■ **MATERIAL FOR THE TASK**:
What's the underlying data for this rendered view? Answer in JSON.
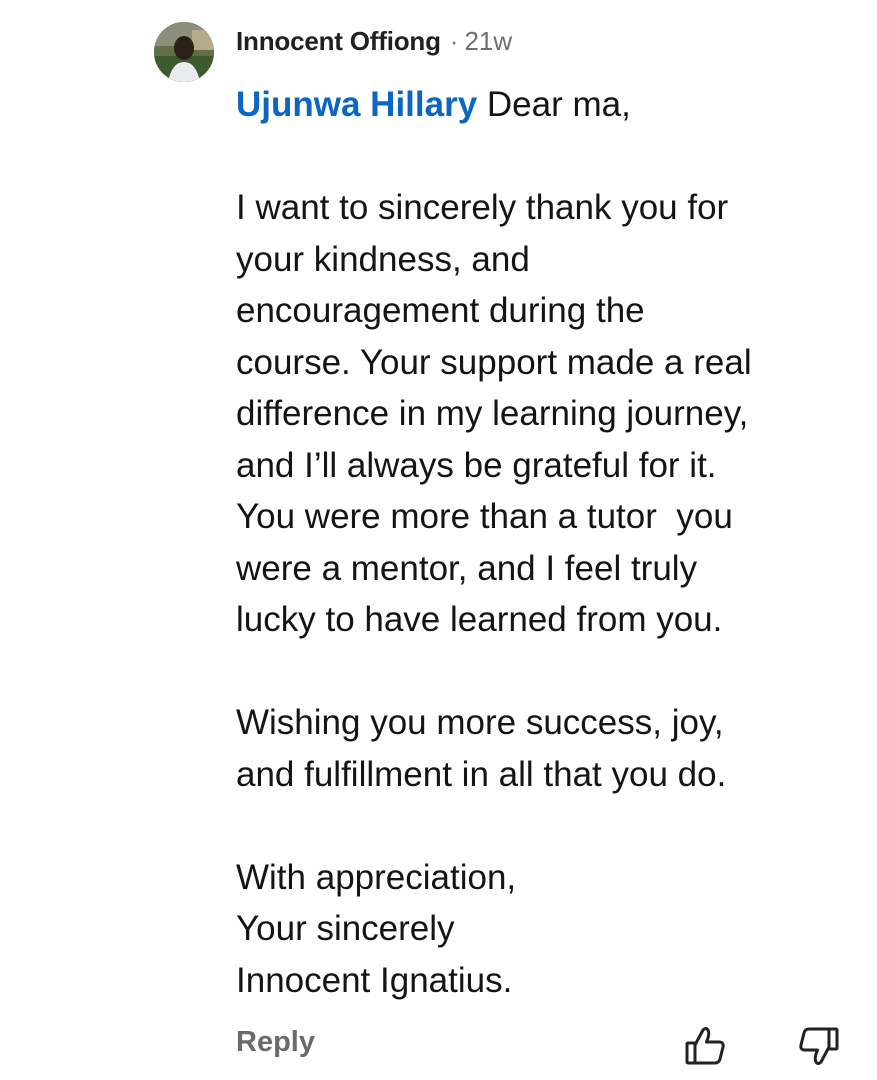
{
  "comment": {
    "author": "Innocent Offiong",
    "separator": "·",
    "time_ago": "21w",
    "mention": "Ujunwa Hillary",
    "first_line_rest": " Dear ma,",
    "body_lines": [
      "",
      "I want to sincerely thank you for",
      "your kindness, and",
      "encouragement during the",
      "course. Your support made a real",
      "difference in my learning journey,",
      "and I’ll always be grateful for it.",
      "You were more than a tutor  you",
      "were a mentor, and I feel truly",
      "lucky to have learned from you.",
      "",
      "Wishing you more success, joy,",
      "and fulfillment in all that you do.",
      "",
      "With appreciation,",
      "Your sincerely",
      "Innocent Ignatius."
    ],
    "reply_label": "Reply",
    "avatar_icon": "user-avatar",
    "like_icon": "thumbs-up-icon",
    "dislike_icon": "thumbs-down-icon"
  },
  "colors": {
    "mention": "#0a66c2",
    "author": "#202020",
    "meta": "#6f6f6f",
    "body_text": "#141414",
    "reply": "#6a6a6a"
  }
}
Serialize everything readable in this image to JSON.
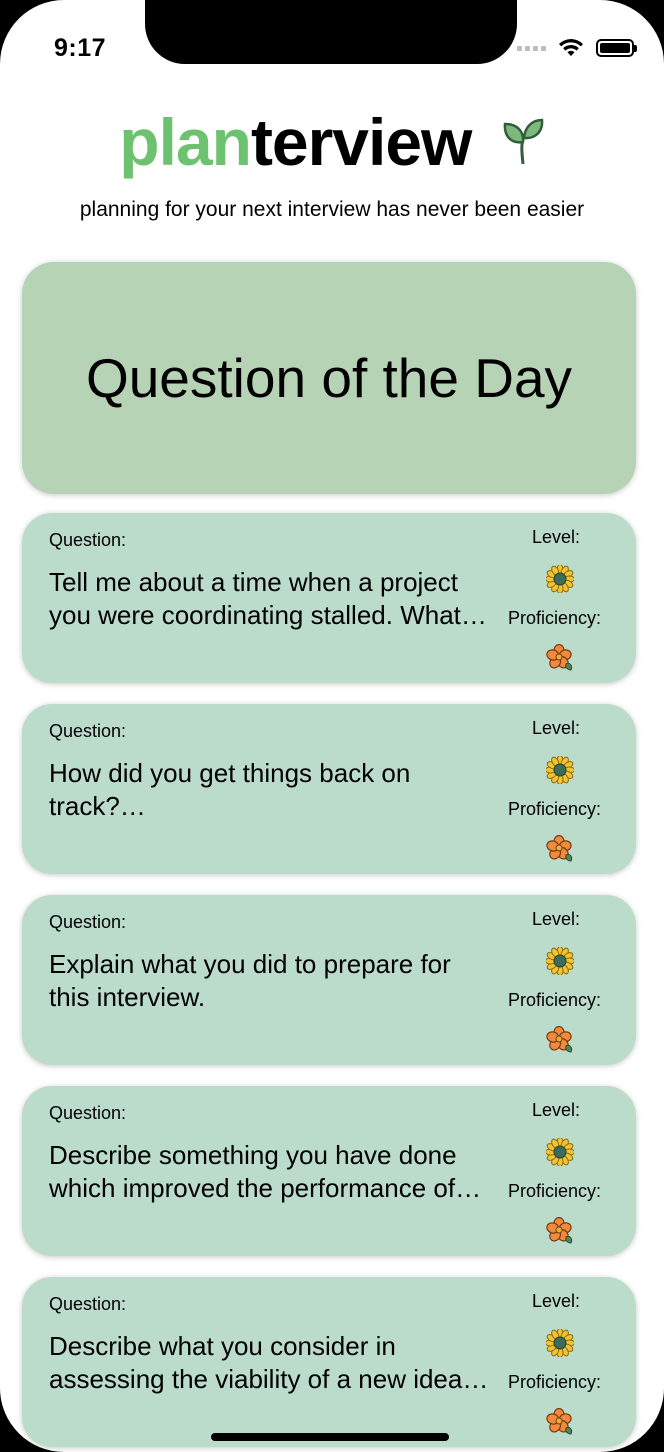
{
  "status_bar": {
    "time": "9:17"
  },
  "header": {
    "brand_part1": "plan",
    "brand_part2": "terview",
    "brand_icon": "sprout-icon",
    "tagline": "planning for your next interview has never been easier"
  },
  "question_of_the_day": {
    "title": "Question of the Day"
  },
  "cards": [
    {
      "question_label": "Question:",
      "question_text": "Tell me about a time when a project you were coordinating stalled. What…",
      "level_label": "Level:",
      "level_icon": "sunflower-icon",
      "proficiency_label": "Proficiency:",
      "proficiency_icon": "orange-flower-icon"
    },
    {
      "question_label": "Question:",
      "question_text": "How did you get things back on track?…",
      "level_label": "Level:",
      "level_icon": "sunflower-icon",
      "proficiency_label": "Proficiency:",
      "proficiency_icon": "orange-flower-icon"
    },
    {
      "question_label": "Question:",
      "question_text": "Explain what you did to prepare for this interview.",
      "level_label": "Level:",
      "level_icon": "sunflower-icon",
      "proficiency_label": "Proficiency:",
      "proficiency_icon": "orange-flower-icon"
    },
    {
      "question_label": "Question:",
      "question_text": "Describe something you have done which improved the performance of…",
      "level_label": "Level:",
      "level_icon": "sunflower-icon",
      "proficiency_label": "Proficiency:",
      "proficiency_icon": "orange-flower-icon"
    },
    {
      "question_label": "Question:",
      "question_text": "Describe what you consider in assessing the viability of a new idea…",
      "level_label": "Level:",
      "level_icon": "sunflower-icon",
      "proficiency_label": "Proficiency:",
      "proficiency_icon": "orange-flower-icon"
    }
  ],
  "colors": {
    "brand_green": "#6cc26f",
    "qod_background": "#b7d3b6",
    "card_background": "#bcdccb"
  }
}
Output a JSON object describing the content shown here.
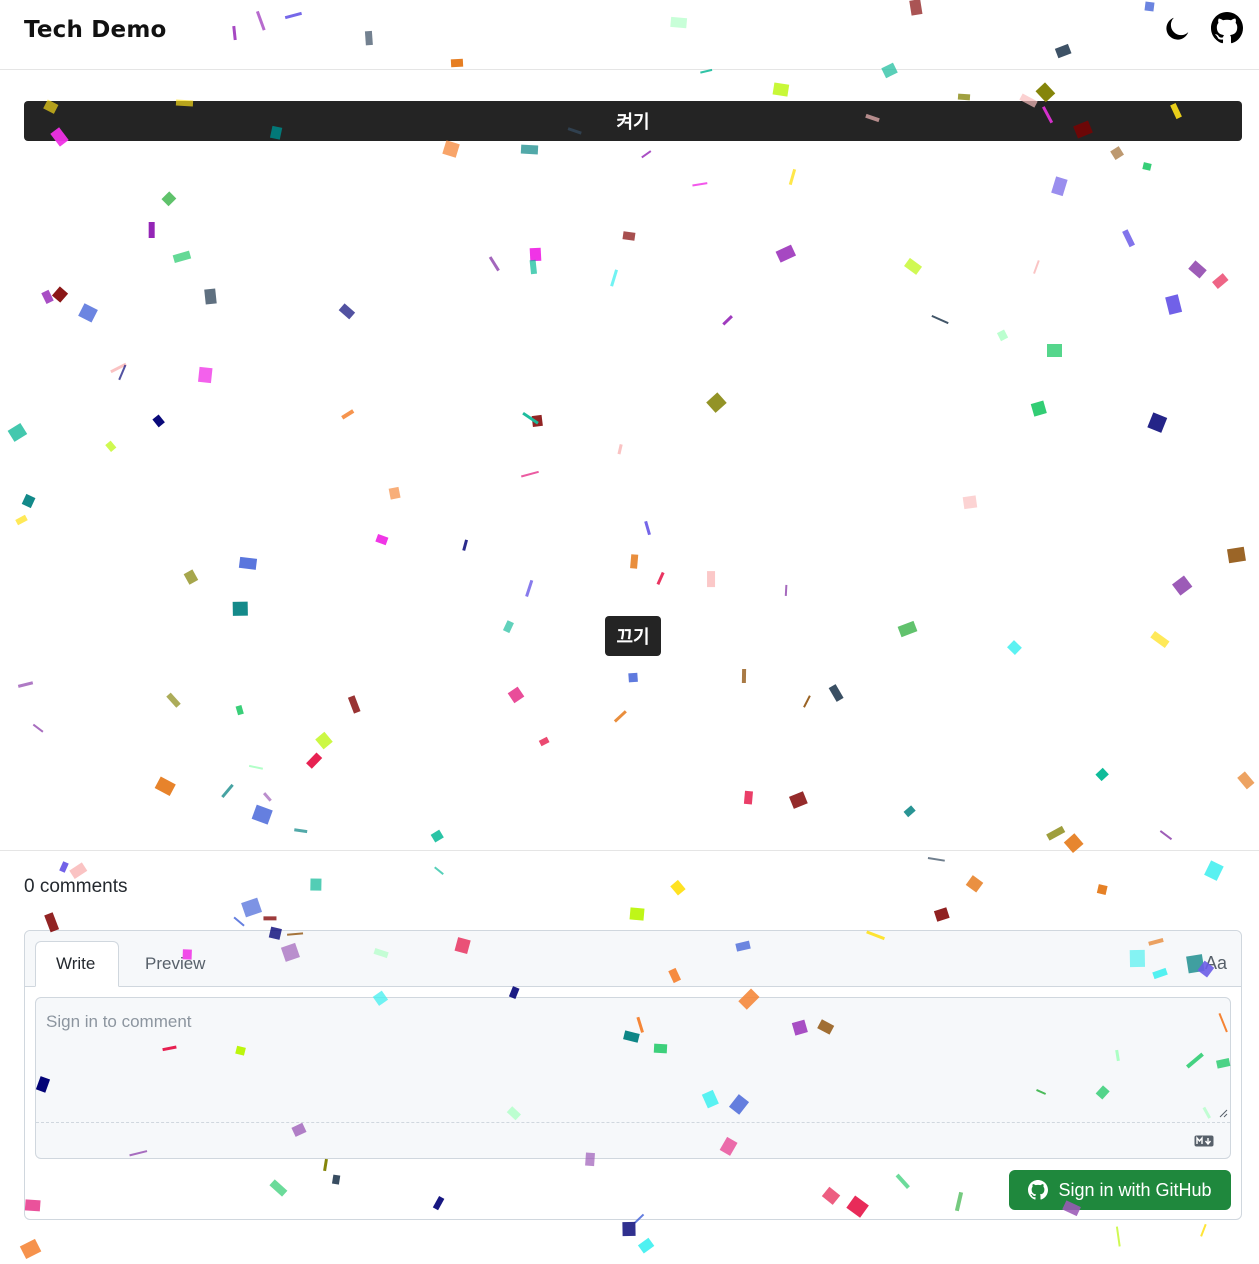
{
  "header": {
    "title": "Tech Demo",
    "theme_icon": "moon-icon",
    "repo_icon": "github-icon"
  },
  "confetti_demo": {
    "on_label": "켜기",
    "off_label": "끄기"
  },
  "comments": {
    "count_label": "0 comments",
    "tabs": [
      "Write",
      "Preview"
    ],
    "active_tab": "Write",
    "font_toggle_label": "Aa",
    "placeholder": "Sign in to comment",
    "markdown_icon": "markdown-icon",
    "signin_label": "Sign in with GitHub",
    "signin_color": "#1f883d"
  },
  "colors": {
    "button_dark": "#242424",
    "border": "#d0d7de"
  }
}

■ **THE PROBLEM**:
From the material above, reproduce everything verbatim except the pictures.

■ **THE SOLUTION**:
What's the underlying data for this rendered view? Answer in JSON.
{
  "comment": {
    "author": "Innocent Offiong",
    "separator": "·",
    "time_ago": "21w",
    "mention": "Ujunwa Hillary",
    "first_line_rest": " Dear ma,",
    "body_lines": [
      "",
      "I want to sincerely thank you for",
      "your kindness, and",
      "encouragement during the",
      "course. Your support made a real",
      "difference in my learning journey,",
      "and I’ll always be grateful for it.",
      "You were more than a tutor  you",
      "were a mentor, and I feel truly",
      "lucky to have learned from you.",
      "",
      "Wishing you more success, joy,",
      "and fulfillment in all that you do.",
      "",
      "With appreciation,",
      "Your sincerely",
      "Innocent Ignatius."
    ],
    "reply_label": "Reply",
    "avatar_icon": "user-avatar",
    "like_icon": "thumbs-up-icon",
    "dislike_icon": "thumbs-down-icon"
  },
  "colors": {
    "mention": "#0a66c2",
    "author": "#202020",
    "meta": "#6f6f6f",
    "body_text": "#141414",
    "reply": "#6a6a6a"
  }
}
Serialize everything readable in this image to JSON.
{
  "status_bar": {
    "time": "9:17"
  },
  "header": {
    "brand_part1": "plan",
    "brand_part2": "terview",
    "brand_icon": "sprout-icon",
    "tagline": "planning for your next interview has never been easier"
  },
  "question_of_the_day": {
    "title": "Question of the Day"
  },
  "cards": [
    {
      "question_label": "Question:",
      "question_text": "Tell me about a time when a project you were coordinating stalled. What…",
      "level_label": "Level:",
      "level_icon": "sunflower-icon",
      "proficiency_label": "Proficiency:",
      "proficiency_icon": "orange-flower-icon"
    },
    {
      "question_label": "Question:",
      "question_text": "How did you get things back on track?…",
      "level_label": "Level:",
      "level_icon": "sunflower-icon",
      "proficiency_label": "Proficiency:",
      "proficiency_icon": "orange-flower-icon"
    },
    {
      "question_label": "Question:",
      "question_text": "Explain what you did to prepare for this interview.",
      "level_label": "Level:",
      "level_icon": "sunflower-icon",
      "proficiency_label": "Proficiency:",
      "proficiency_icon": "orange-flower-icon"
    },
    {
      "question_label": "Question:",
      "question_text": "Describe something you have done which improved the performance of…",
      "level_label": "Level:",
      "level_icon": "sunflower-icon",
      "proficiency_label": "Proficiency:",
      "proficiency_icon": "orange-flower-icon"
    },
    {
      "question_label": "Question:",
      "question_text": "Describe what you consider in assessing the viability of a new idea…",
      "level_label": "Level:",
      "level_icon": "sunflower-icon",
      "proficiency_label": "Proficiency:",
      "proficiency_icon": "orange-flower-icon"
    }
  ],
  "colors": {
    "brand_green": "#6cc26f",
    "qod_background": "#b7d3b6",
    "card_background": "#bcdccb"
  }
}
Output a JSON object describing the content shown here.
{
  "header": {
    "title": "Tech Demo",
    "theme_icon": "moon-icon",
    "repo_icon": "github-icon"
  },
  "confetti_demo": {
    "on_label": "켜기",
    "off_label": "끄기"
  },
  "comments": {
    "count_label": "0 comments",
    "tabs": [
      "Write",
      "Preview"
    ],
    "active_tab": "Write",
    "font_toggle_label": "Aa",
    "placeholder": "Sign in to comment",
    "markdown_icon": "markdown-icon",
    "signin_label": "Sign in with GitHub",
    "signin_color": "#1f883d"
  },
  "colors": {
    "button_dark": "#242424",
    "border": "#d0d7de"
  }
}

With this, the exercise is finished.